▶ _GIVEN TASK_
Find the string "Done" in the listing and report every line that has it.

▶ _TASK MATERIAL_
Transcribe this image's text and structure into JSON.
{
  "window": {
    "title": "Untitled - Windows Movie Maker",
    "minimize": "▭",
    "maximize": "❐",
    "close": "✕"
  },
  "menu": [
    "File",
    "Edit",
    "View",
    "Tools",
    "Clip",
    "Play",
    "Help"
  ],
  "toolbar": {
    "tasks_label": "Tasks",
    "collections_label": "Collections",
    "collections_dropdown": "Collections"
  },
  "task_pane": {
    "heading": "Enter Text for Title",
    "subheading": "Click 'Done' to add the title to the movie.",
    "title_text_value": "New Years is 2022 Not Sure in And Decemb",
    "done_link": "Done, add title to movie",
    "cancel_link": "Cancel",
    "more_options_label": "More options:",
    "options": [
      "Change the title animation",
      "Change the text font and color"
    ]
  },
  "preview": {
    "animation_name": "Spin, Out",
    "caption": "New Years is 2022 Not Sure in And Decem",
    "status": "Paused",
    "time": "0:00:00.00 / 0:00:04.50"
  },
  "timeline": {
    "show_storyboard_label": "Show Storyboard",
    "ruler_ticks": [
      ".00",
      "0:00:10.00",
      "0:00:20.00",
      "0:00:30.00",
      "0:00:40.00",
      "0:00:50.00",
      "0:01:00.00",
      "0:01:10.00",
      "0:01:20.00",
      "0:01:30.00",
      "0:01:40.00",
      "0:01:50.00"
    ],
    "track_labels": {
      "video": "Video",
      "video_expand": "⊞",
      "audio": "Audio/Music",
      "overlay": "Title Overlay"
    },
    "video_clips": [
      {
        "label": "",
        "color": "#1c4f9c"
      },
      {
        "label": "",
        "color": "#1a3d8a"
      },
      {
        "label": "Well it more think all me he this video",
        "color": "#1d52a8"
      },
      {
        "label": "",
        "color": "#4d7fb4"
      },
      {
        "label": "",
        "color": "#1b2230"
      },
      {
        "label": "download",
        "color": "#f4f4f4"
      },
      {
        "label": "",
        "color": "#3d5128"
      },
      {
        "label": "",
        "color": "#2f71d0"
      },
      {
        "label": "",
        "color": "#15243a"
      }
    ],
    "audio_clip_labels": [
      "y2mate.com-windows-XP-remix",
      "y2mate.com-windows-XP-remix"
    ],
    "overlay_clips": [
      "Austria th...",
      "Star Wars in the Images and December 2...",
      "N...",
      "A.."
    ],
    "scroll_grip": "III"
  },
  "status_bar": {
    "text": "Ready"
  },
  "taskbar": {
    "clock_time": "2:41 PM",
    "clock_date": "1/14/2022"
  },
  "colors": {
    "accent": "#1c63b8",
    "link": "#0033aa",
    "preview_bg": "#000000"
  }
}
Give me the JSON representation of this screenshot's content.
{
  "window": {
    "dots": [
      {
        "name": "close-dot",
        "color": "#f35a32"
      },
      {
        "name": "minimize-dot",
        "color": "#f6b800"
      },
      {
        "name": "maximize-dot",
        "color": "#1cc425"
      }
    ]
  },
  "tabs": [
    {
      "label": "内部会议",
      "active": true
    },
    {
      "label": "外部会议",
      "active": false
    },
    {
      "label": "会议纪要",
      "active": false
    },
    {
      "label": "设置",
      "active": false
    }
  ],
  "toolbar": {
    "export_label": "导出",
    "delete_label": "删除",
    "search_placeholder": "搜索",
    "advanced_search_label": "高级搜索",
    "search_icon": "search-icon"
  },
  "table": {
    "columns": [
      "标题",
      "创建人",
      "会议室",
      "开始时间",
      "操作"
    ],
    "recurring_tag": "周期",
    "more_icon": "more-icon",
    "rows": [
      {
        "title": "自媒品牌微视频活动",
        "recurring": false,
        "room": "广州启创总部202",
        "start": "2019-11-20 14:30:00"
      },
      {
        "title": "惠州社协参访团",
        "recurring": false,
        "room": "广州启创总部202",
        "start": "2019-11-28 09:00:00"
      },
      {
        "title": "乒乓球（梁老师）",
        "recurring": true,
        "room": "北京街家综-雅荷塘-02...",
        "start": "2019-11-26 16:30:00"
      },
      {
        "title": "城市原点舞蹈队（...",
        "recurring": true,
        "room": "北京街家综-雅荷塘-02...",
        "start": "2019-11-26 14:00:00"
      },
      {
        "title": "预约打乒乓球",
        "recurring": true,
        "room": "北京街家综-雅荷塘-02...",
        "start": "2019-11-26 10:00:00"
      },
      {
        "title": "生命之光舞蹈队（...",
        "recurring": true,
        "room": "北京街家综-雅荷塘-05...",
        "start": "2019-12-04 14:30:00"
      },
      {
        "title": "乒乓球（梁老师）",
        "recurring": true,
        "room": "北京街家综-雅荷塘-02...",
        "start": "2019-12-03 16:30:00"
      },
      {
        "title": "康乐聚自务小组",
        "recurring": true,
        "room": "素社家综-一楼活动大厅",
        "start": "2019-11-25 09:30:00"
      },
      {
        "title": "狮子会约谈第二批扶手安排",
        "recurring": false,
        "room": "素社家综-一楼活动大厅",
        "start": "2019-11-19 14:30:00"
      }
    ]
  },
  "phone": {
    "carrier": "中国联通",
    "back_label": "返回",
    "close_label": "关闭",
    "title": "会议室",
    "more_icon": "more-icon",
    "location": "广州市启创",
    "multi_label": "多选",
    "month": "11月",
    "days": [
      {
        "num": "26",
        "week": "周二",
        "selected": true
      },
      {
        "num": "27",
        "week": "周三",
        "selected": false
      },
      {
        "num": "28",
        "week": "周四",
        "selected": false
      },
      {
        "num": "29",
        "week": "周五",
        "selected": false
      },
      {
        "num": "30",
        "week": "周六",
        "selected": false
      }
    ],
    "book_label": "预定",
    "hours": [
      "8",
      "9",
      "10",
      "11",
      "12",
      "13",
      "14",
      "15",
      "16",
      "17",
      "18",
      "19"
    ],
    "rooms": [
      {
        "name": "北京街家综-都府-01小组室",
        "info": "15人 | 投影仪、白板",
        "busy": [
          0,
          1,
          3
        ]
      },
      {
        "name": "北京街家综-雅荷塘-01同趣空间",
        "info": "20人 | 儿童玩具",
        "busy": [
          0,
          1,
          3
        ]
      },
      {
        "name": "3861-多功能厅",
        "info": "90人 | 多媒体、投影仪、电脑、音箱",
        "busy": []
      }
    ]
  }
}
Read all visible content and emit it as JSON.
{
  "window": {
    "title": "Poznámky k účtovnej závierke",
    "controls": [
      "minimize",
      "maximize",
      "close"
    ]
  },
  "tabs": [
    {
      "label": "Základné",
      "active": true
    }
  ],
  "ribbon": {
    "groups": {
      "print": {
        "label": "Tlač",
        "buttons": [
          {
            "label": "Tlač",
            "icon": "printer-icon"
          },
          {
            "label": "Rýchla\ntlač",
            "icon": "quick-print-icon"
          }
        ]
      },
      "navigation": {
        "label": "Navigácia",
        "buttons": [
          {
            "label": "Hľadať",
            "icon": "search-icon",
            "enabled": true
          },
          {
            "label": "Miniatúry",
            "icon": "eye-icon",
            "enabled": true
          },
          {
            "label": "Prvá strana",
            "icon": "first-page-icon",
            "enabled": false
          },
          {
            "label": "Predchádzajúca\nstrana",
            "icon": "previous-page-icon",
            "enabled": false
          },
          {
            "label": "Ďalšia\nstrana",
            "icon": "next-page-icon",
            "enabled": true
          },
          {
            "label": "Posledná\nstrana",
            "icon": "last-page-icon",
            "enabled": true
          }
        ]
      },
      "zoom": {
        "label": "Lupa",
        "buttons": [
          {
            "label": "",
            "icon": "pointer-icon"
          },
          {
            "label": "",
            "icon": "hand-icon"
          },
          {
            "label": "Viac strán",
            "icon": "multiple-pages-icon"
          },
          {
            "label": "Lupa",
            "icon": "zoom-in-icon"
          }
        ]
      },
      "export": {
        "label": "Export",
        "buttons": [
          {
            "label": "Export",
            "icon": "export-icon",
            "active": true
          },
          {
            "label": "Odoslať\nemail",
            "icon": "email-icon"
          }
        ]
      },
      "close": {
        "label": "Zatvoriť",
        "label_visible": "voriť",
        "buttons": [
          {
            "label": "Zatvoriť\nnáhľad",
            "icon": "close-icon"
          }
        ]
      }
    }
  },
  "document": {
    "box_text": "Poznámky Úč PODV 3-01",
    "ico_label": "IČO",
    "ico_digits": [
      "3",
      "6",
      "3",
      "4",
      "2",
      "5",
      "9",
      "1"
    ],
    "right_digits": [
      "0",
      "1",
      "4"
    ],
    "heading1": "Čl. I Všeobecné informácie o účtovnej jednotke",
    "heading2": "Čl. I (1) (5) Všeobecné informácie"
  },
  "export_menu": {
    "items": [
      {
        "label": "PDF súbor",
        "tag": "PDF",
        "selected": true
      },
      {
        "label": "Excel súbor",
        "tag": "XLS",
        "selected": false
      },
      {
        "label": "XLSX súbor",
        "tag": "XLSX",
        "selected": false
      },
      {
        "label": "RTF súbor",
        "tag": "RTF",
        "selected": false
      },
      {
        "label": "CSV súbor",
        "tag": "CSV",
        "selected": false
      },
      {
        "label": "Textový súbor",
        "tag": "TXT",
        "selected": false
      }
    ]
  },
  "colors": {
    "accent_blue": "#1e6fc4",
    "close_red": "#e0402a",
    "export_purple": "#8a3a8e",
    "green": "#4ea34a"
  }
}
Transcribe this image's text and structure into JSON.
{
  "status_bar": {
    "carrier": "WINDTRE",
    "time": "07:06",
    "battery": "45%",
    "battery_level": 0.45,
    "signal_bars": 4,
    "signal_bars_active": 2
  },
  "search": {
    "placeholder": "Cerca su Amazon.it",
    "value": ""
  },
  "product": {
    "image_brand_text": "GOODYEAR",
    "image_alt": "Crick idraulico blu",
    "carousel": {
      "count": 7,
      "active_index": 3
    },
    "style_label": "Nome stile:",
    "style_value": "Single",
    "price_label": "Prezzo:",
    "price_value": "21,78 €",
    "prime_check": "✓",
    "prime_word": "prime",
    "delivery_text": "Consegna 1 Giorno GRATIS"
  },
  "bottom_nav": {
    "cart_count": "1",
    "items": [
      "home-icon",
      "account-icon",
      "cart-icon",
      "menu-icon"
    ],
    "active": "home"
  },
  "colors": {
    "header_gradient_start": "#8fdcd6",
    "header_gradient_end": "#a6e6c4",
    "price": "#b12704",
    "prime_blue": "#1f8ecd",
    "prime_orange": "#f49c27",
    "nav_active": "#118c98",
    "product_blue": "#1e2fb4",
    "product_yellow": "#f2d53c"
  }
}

▶ _RIGHT ANSWER_
    "subheading": "Click 'Done' to add the title to the movie.",
    "done_link": "Done, add title to movie",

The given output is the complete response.